▶ _WRITTEN REQUEST_
Copy every line that contains the string "marker" from the entries below.
## begin SUPPLIED RECORDS
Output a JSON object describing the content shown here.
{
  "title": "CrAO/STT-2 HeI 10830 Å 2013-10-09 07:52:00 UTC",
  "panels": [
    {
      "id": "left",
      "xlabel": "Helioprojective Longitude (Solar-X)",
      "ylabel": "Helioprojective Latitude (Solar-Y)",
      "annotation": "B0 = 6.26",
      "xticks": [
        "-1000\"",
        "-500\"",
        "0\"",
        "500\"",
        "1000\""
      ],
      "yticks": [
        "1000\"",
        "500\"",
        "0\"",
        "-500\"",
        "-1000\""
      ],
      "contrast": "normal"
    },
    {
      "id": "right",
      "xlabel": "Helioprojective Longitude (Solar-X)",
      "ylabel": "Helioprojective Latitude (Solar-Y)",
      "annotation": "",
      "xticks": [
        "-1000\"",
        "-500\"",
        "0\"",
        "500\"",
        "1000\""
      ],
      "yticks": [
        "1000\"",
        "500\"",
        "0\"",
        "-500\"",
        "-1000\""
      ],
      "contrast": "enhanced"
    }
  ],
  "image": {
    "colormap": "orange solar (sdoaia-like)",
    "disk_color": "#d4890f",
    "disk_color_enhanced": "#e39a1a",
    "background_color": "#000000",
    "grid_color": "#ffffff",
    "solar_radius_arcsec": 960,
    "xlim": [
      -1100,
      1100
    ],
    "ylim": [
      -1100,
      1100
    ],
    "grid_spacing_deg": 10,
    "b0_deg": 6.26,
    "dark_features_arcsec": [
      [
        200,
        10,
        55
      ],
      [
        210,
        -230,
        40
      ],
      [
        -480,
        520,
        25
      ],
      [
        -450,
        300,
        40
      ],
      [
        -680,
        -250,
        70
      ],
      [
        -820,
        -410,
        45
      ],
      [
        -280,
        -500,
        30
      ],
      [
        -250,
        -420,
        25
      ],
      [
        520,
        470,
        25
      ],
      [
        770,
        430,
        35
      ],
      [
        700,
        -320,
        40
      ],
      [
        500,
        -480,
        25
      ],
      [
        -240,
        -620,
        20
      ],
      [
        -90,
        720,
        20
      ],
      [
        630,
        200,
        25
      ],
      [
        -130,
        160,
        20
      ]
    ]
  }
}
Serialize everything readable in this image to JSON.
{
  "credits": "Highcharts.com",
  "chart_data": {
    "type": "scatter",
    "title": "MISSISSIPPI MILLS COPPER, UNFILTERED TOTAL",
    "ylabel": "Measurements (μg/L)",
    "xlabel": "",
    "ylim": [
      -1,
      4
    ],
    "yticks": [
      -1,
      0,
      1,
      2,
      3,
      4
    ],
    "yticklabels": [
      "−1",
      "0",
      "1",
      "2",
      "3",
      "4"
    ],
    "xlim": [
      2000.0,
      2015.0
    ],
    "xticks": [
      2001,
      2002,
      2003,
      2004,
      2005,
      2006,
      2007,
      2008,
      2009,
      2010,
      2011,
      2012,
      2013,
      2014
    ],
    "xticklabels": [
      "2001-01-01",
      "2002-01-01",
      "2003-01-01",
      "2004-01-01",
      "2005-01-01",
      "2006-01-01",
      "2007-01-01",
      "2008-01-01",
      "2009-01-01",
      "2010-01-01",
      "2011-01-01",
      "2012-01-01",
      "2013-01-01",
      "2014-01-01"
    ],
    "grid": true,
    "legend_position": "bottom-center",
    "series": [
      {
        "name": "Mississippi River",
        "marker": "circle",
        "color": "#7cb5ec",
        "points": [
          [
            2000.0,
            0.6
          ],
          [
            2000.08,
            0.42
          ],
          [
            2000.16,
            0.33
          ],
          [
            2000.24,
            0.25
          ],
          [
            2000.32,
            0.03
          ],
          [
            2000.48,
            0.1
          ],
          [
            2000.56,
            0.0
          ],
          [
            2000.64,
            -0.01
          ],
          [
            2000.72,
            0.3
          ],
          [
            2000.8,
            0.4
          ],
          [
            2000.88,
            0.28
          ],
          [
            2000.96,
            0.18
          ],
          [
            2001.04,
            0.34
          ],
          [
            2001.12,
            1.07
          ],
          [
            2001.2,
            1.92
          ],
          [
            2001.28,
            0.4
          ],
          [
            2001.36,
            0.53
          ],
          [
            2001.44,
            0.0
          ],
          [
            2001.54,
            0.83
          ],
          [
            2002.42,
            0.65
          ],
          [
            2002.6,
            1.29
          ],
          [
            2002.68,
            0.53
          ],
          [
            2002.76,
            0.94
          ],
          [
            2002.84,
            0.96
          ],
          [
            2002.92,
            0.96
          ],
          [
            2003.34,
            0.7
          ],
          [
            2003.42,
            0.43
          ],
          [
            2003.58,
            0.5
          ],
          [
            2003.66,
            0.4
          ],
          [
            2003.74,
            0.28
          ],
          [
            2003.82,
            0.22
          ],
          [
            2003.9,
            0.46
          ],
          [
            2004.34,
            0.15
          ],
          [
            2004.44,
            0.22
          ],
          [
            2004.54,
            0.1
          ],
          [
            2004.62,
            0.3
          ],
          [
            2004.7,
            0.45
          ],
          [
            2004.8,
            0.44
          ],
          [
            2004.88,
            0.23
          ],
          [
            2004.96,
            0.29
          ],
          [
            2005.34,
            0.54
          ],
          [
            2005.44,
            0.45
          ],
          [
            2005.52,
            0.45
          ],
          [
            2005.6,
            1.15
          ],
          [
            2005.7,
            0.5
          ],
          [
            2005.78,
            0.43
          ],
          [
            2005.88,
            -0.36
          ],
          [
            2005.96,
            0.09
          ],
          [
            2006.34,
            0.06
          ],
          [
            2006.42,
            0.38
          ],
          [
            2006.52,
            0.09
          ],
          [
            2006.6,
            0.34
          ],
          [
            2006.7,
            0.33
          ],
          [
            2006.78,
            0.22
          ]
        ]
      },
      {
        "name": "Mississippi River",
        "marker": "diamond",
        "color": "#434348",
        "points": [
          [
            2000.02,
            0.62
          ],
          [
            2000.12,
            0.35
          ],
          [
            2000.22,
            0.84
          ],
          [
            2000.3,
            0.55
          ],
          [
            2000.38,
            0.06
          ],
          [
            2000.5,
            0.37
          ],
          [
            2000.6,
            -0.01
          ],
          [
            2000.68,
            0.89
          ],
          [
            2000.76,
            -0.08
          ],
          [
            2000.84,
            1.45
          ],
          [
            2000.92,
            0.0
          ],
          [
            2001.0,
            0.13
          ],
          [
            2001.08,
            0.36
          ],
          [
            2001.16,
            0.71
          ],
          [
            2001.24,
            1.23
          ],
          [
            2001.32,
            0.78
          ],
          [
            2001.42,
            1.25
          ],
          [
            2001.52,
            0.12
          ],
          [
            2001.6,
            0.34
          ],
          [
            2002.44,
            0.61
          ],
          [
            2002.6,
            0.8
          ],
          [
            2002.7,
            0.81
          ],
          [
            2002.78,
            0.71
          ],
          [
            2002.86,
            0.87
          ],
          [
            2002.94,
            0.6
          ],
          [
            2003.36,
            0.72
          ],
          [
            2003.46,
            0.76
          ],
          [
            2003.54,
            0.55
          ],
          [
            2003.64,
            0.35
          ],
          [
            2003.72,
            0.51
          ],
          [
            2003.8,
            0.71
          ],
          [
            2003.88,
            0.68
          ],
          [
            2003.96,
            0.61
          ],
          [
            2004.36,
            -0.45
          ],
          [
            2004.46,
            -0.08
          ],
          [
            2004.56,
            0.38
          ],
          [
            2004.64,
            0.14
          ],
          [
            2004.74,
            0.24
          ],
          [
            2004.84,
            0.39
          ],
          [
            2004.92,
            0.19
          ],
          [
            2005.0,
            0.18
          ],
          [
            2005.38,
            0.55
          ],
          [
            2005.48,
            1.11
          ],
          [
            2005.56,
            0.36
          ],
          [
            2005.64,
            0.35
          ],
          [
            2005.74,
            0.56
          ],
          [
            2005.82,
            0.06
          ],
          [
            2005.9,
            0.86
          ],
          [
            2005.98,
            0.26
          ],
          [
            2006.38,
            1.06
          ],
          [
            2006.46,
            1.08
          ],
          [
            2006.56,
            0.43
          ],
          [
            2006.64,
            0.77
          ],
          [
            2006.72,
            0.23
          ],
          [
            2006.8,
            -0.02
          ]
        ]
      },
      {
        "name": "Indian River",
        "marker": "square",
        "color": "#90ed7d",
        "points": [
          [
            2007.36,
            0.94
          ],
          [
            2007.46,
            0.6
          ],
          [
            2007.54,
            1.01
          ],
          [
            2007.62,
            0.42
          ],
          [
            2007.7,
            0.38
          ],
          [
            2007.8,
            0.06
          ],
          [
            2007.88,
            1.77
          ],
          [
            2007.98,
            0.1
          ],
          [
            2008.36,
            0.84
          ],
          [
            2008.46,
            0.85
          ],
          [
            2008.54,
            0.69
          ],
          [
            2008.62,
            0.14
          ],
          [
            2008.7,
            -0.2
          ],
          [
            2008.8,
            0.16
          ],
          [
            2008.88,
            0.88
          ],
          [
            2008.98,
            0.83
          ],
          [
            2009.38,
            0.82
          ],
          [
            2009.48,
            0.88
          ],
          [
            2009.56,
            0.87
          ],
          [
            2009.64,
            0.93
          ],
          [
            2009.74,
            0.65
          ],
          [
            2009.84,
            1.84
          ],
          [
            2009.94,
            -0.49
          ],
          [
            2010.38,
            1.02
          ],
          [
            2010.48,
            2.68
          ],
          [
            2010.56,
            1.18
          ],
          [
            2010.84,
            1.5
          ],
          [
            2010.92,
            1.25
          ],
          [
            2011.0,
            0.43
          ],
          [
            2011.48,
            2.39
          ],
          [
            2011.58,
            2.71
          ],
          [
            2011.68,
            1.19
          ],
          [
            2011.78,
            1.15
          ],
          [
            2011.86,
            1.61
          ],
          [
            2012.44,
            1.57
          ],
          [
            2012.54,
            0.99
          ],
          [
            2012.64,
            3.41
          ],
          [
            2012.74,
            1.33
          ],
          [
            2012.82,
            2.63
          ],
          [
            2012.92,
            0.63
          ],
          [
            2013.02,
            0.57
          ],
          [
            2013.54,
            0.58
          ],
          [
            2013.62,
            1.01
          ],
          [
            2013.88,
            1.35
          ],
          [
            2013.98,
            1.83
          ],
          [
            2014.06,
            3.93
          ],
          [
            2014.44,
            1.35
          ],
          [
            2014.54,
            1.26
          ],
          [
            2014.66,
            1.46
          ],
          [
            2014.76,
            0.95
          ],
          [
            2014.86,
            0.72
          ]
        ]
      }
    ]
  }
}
## end SUPPLIED RECORDS
▶ _SOLUTION TO THIS TASK_
        "marker": "circle",
        "marker": "diamond",
        "marker": "square",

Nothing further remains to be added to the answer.